In the listing below, find every line with the string "JSON" and pull it out.

====================

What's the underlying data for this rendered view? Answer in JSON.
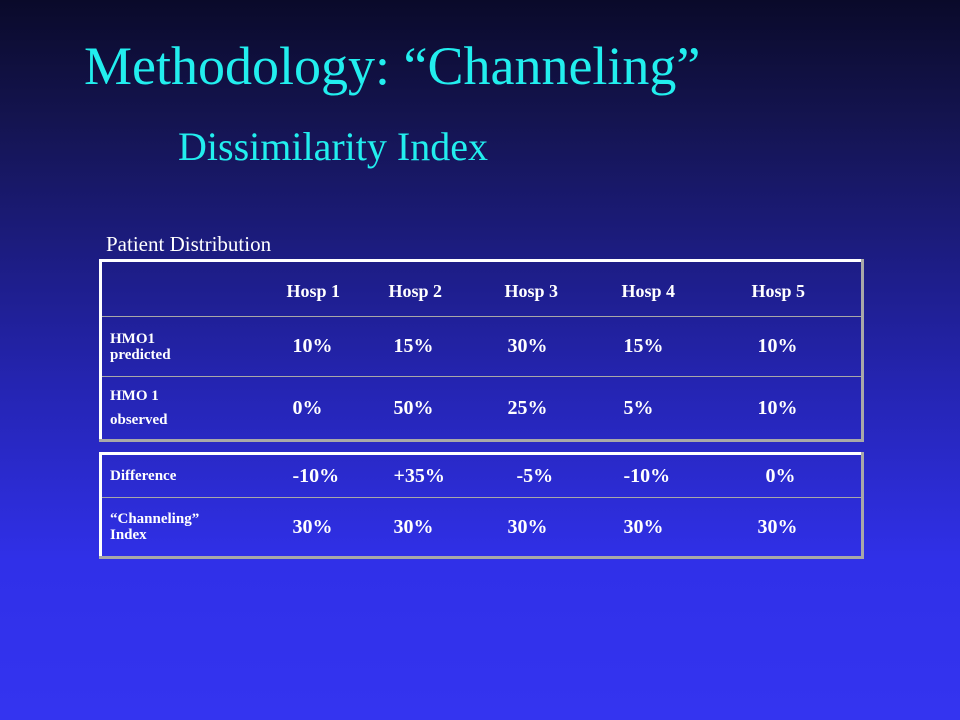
{
  "slide": {
    "title": "Methodology: “Channeling”",
    "subtitle": "Dissimilarity Index",
    "table_caption": "Patient Distribution"
  },
  "distribution_table": {
    "headers": [
      "",
      "Hosp 1",
      "Hosp 2",
      "Hosp 3",
      "Hosp 4",
      "Hosp 5"
    ],
    "rows": [
      {
        "label_line1": "HMO1",
        "label_line2": "predicted",
        "values": [
          "10%",
          "15%",
          "30%",
          "15%",
          "10%"
        ]
      },
      {
        "label_line1": "HMO 1",
        "label_line2": "observed",
        "values": [
          "0%",
          "50%",
          "25%",
          "5%",
          "10%"
        ]
      }
    ]
  },
  "difference_table": {
    "rows": [
      {
        "label_line1": "Difference",
        "label_line2": "",
        "values": [
          "-10%",
          "+35%",
          "-5%",
          "-10%",
          "0%"
        ]
      },
      {
        "label_line1": "“Channeling”",
        "label_line2": "Index",
        "values": [
          "30%",
          "30%",
          "30%",
          "30%",
          "30%"
        ]
      }
    ]
  }
}
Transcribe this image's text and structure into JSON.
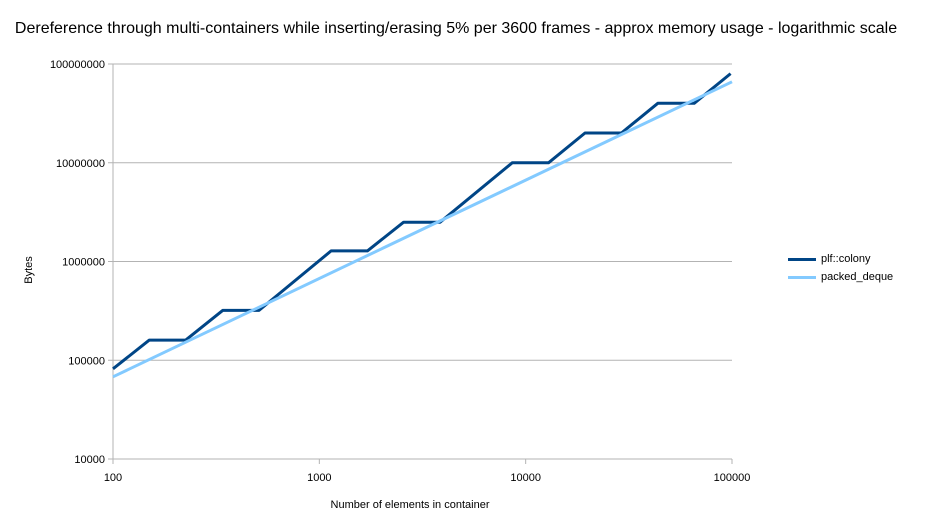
{
  "chart_data": {
    "type": "line",
    "title": "Dereference through multi-containers while inserting/erasing 5% per 3600 frames - approx memory usage - logarithmic scale",
    "xlabel": "Number of elements in container",
    "ylabel": "Bytes",
    "x_scale": "log",
    "y_scale": "log",
    "xlim": [
      100,
      100000
    ],
    "ylim": [
      10000,
      100000000
    ],
    "x_ticks": [
      "100",
      "1000",
      "10000",
      "100000"
    ],
    "y_ticks": [
      "10000",
      "100000",
      "1000000",
      "10000000",
      "100000000"
    ],
    "grid": "horizontal",
    "legend_position": "right",
    "series": [
      {
        "name": "plf::colony",
        "color": "#004586",
        "x": [
          100,
          150,
          225,
          340,
          510,
          1140,
          1710,
          2560,
          3850,
          8600,
          12900,
          19400,
          29100,
          43700,
          65600,
          98400
        ],
        "y": [
          82000,
          160000,
          160000,
          320000,
          320000,
          1280000,
          1280000,
          2500000,
          2500000,
          10000000,
          10000000,
          20000000,
          20000000,
          40000000,
          40000000,
          80000000
        ]
      },
      {
        "name": "packed_deque",
        "color": "#83caff",
        "x": [
          100,
          100000
        ],
        "y": [
          68000,
          66000000
        ]
      }
    ]
  }
}
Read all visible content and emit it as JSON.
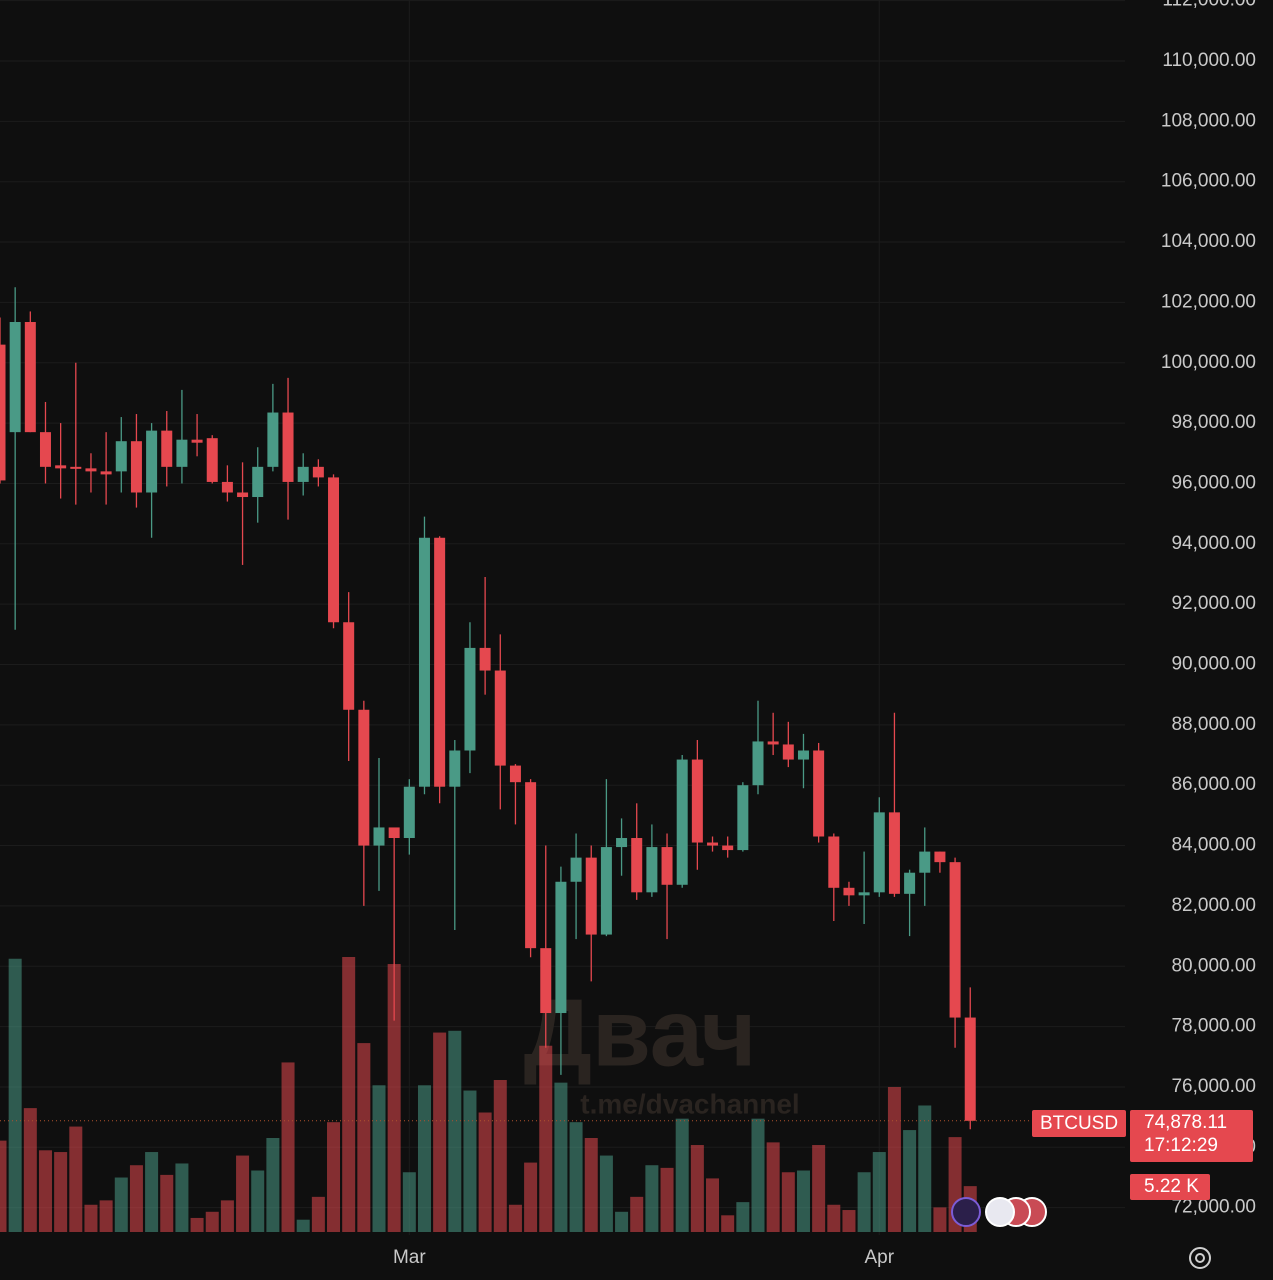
{
  "chart_data": {
    "type": "candlestick",
    "symbol": "BTCUSD",
    "categories": [
      null,
      null,
      null,
      null,
      null,
      null,
      null,
      null,
      null,
      null,
      null,
      null,
      null,
      null,
      null,
      null,
      null,
      null,
      null,
      null,
      null,
      null,
      null,
      null,
      null,
      null,
      null,
      "Mar",
      null,
      null,
      null,
      null,
      null,
      null,
      null,
      null,
      null,
      null,
      null,
      null,
      null,
      null,
      null,
      null,
      null,
      null,
      null,
      null,
      null,
      null,
      null,
      null,
      null,
      null,
      null,
      null,
      null,
      null,
      "Apr",
      null,
      null,
      null,
      null,
      null,
      null
    ],
    "open": [
      100600,
      97700,
      101350,
      97700,
      96600,
      96550,
      96500,
      96400,
      96400,
      97400,
      95700,
      97750,
      96550,
      97450,
      97500,
      96050,
      95700,
      95550,
      96550,
      98350,
      96050,
      96550,
      96200,
      91400,
      88500,
      84000,
      84600,
      84250,
      85950,
      94200,
      85950,
      87150,
      90550,
      89800,
      86650,
      86100,
      80600,
      78450,
      82800,
      83600,
      81050,
      83950,
      84250,
      82450,
      83950,
      82700,
      86850,
      84100,
      84000,
      83850,
      86000,
      87450,
      87350,
      86850,
      87150,
      84300,
      82600,
      82350,
      82450,
      85100,
      82400,
      83100,
      83800,
      83450,
      78300
    ],
    "high": [
      101500,
      102500,
      101700,
      98700,
      98000,
      100000,
      97000,
      97700,
      98200,
      98300,
      98000,
      98400,
      99100,
      98300,
      97600,
      96600,
      96700,
      97200,
      99300,
      99500,
      97000,
      96800,
      96300,
      92400,
      88800,
      86900,
      84600,
      86200,
      94900,
      94250,
      87500,
      91400,
      92900,
      91000,
      86700,
      86200,
      84000,
      83300,
      84400,
      84000,
      86200,
      84900,
      85400,
      84700,
      84400,
      87000,
      87500,
      84300,
      84300,
      86100,
      88800,
      88400,
      88100,
      87700,
      87400,
      84400,
      82800,
      83800,
      85600,
      88400,
      83200,
      84600,
      83800,
      83600,
      79300
    ],
    "low": [
      96000,
      91150,
      97700,
      96000,
      95500,
      95300,
      95700,
      95300,
      95700,
      95200,
      94200,
      95900,
      96000,
      96900,
      96000,
      95400,
      93300,
      94700,
      96400,
      94800,
      95600,
      95900,
      91200,
      86800,
      82000,
      82500,
      78200,
      83700,
      85700,
      85400,
      81200,
      86400,
      89000,
      85200,
      84700,
      80300,
      77300,
      76400,
      80900,
      79500,
      81000,
      83000,
      82200,
      82300,
      80900,
      82600,
      83200,
      83800,
      83600,
      83800,
      85700,
      87000,
      86600,
      85900,
      84100,
      81500,
      82000,
      81400,
      82300,
      82300,
      81000,
      82000,
      83100,
      77300,
      74600
    ],
    "close": [
      96100,
      101350,
      97700,
      96550,
      96500,
      96500,
      96400,
      96300,
      97400,
      95700,
      97750,
      96550,
      97450,
      97350,
      96050,
      95700,
      95550,
      96550,
      98350,
      96050,
      96550,
      96200,
      91400,
      88500,
      84000,
      84600,
      84250,
      85950,
      94200,
      85950,
      87150,
      90550,
      89800,
      86650,
      86100,
      80600,
      78450,
      82800,
      83600,
      81050,
      83950,
      84250,
      82450,
      83950,
      82700,
      86850,
      84100,
      84000,
      83850,
      86000,
      87450,
      87350,
      86850,
      87150,
      84300,
      82600,
      82350,
      82450,
      85100,
      82400,
      83100,
      83800,
      83450,
      78300,
      74878.11
    ],
    "volume": [
      10.4,
      31.1,
      14.1,
      9.3,
      9.1,
      12.0,
      3.1,
      3.6,
      6.2,
      7.6,
      9.1,
      6.5,
      7.8,
      1.6,
      2.3,
      3.6,
      8.7,
      7.0,
      10.7,
      19.3,
      1.4,
      4.0,
      12.5,
      31.3,
      21.5,
      16.7,
      30.5,
      6.8,
      16.7,
      22.7,
      22.9,
      16.1,
      13.6,
      17.3,
      3.1,
      7.9,
      21.2,
      17.0,
      12.5,
      10.7,
      8.7,
      2.3,
      4.0,
      7.6,
      7.3,
      12.9,
      9.9,
      6.1,
      1.9,
      3.4,
      12.9,
      10.2,
      6.8,
      7.0,
      9.9,
      3.1,
      2.5,
      6.8,
      9.1,
      16.5,
      11.6,
      14.4,
      2.8,
      10.8,
      5.22
    ],
    "up_color": "#4a9a86",
    "down_color": "#e5484f",
    "ylim": [
      71094,
      112021
    ],
    "yticks": [
      {
        "value": 72000,
        "label": "72,000.00"
      },
      {
        "value": 74000,
        "label": "74,000.00"
      },
      {
        "value": 76000,
        "label": "76,000.00"
      },
      {
        "value": 78000,
        "label": "78,000.00"
      },
      {
        "value": 80000,
        "label": "80,000.00"
      },
      {
        "value": 82000,
        "label": "82,000.00"
      },
      {
        "value": 84000,
        "label": "84,000.00"
      },
      {
        "value": 86000,
        "label": "86,000.00"
      },
      {
        "value": 88000,
        "label": "88,000.00"
      },
      {
        "value": 90000,
        "label": "90,000.00"
      },
      {
        "value": 92000,
        "label": "92,000.00"
      },
      {
        "value": 94000,
        "label": "94,000.00"
      },
      {
        "value": 96000,
        "label": "96,000.00"
      },
      {
        "value": 98000,
        "label": "98,000.00"
      },
      {
        "value": 100000,
        "label": "100,000.00"
      },
      {
        "value": 102000,
        "label": "102,000.00"
      },
      {
        "value": 104000,
        "label": "104,000.00"
      },
      {
        "value": 106000,
        "label": "106,000.00"
      },
      {
        "value": 108000,
        "label": "108,000.00"
      },
      {
        "value": 110000,
        "label": "110,000.00"
      },
      {
        "value": 112000,
        "label": "112,000.00"
      }
    ],
    "grid": true,
    "price_tag": {
      "value": 74878.11,
      "label": "74,878.11",
      "time": "17:12:29"
    },
    "volume_tag": {
      "value": 5.22,
      "label": "5.22 K"
    },
    "watermark": {
      "title": "Двач",
      "subtitle": "t.me/dvachannel"
    }
  }
}
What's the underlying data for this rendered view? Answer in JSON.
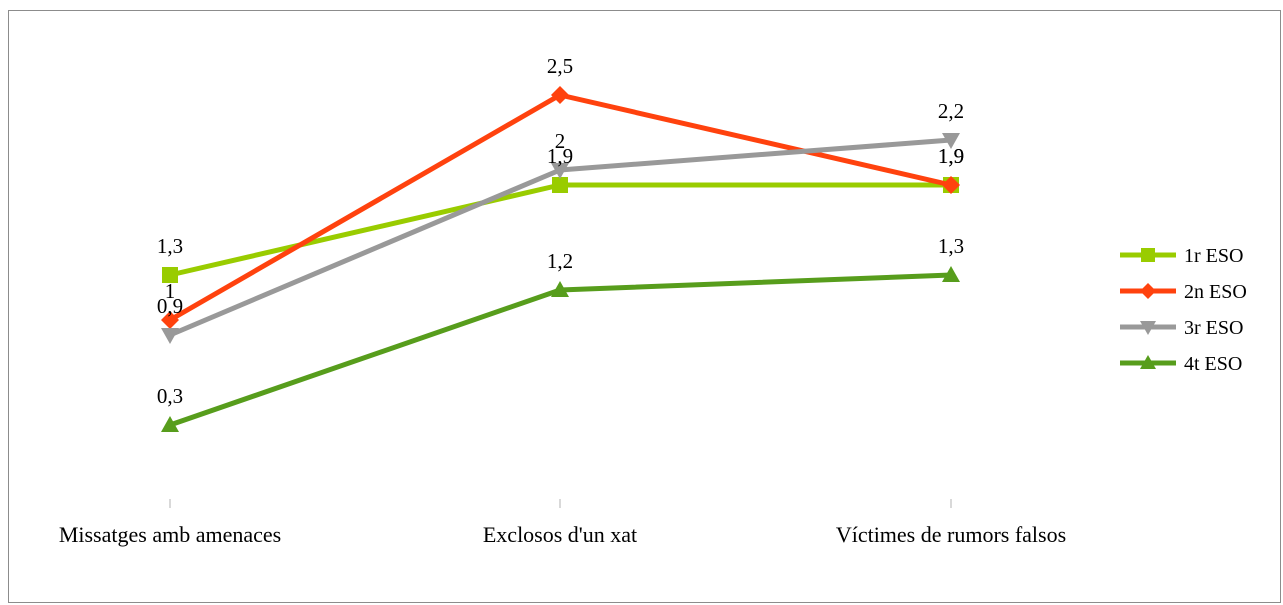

====================

## RESULT OF THE EXERCISE:
What's the underlying data for this rendered view? Answer in JSON.
Transcribe this image's text and structure into JSON.
Read all visible content and emit it as JSON.
What's the underlying data for this rendered view? Answer in JSON.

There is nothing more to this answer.